**What to work on**
Check each line of the entries below for the string "your" and state how many lines have it, with no other text.

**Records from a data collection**
[Start]

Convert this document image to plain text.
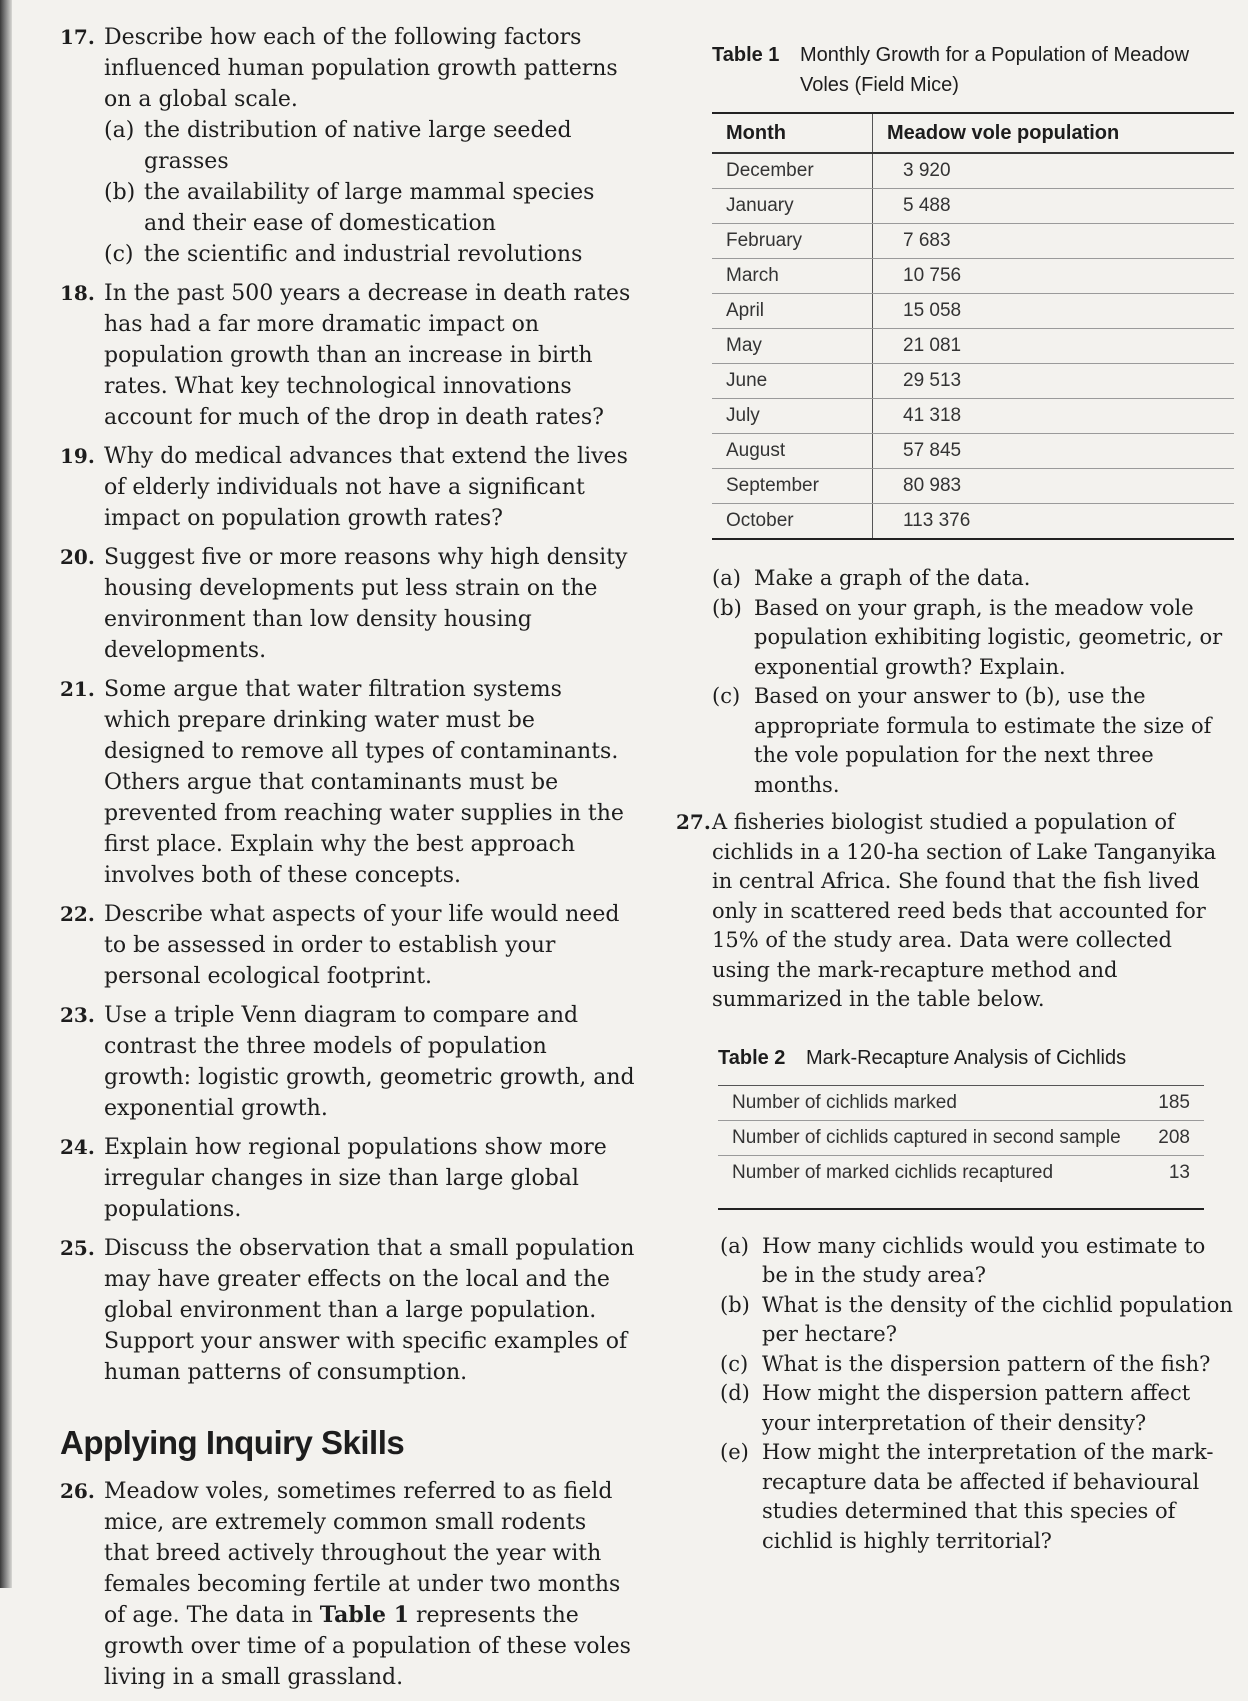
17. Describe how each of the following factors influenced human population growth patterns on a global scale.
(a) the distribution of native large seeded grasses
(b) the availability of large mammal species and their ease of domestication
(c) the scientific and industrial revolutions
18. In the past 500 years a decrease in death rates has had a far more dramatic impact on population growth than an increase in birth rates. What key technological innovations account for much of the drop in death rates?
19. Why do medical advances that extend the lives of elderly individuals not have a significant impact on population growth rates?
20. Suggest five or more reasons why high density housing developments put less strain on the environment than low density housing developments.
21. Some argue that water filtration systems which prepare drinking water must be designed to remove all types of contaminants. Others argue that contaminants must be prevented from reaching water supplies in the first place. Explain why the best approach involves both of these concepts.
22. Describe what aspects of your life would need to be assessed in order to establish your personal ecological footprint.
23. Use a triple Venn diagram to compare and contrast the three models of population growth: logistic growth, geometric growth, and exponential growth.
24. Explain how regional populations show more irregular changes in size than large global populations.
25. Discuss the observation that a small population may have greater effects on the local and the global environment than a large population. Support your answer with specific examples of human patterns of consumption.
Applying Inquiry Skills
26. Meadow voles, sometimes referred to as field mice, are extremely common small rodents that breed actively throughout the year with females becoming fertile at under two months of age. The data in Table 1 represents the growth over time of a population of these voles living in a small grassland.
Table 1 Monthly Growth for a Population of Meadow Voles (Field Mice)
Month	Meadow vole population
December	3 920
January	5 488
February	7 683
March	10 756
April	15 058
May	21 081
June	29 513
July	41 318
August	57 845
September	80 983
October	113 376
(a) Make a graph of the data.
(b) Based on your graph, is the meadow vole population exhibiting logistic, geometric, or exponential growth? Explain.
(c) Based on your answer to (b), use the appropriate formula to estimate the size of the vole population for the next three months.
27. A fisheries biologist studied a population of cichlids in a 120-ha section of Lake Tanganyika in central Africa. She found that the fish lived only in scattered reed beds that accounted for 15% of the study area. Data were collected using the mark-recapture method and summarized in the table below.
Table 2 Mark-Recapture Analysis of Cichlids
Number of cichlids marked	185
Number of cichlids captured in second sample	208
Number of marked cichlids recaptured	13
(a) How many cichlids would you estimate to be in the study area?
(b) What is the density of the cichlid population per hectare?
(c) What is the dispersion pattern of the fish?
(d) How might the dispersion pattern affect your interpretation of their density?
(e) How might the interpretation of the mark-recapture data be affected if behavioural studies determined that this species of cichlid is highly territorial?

[End]

**Response**
5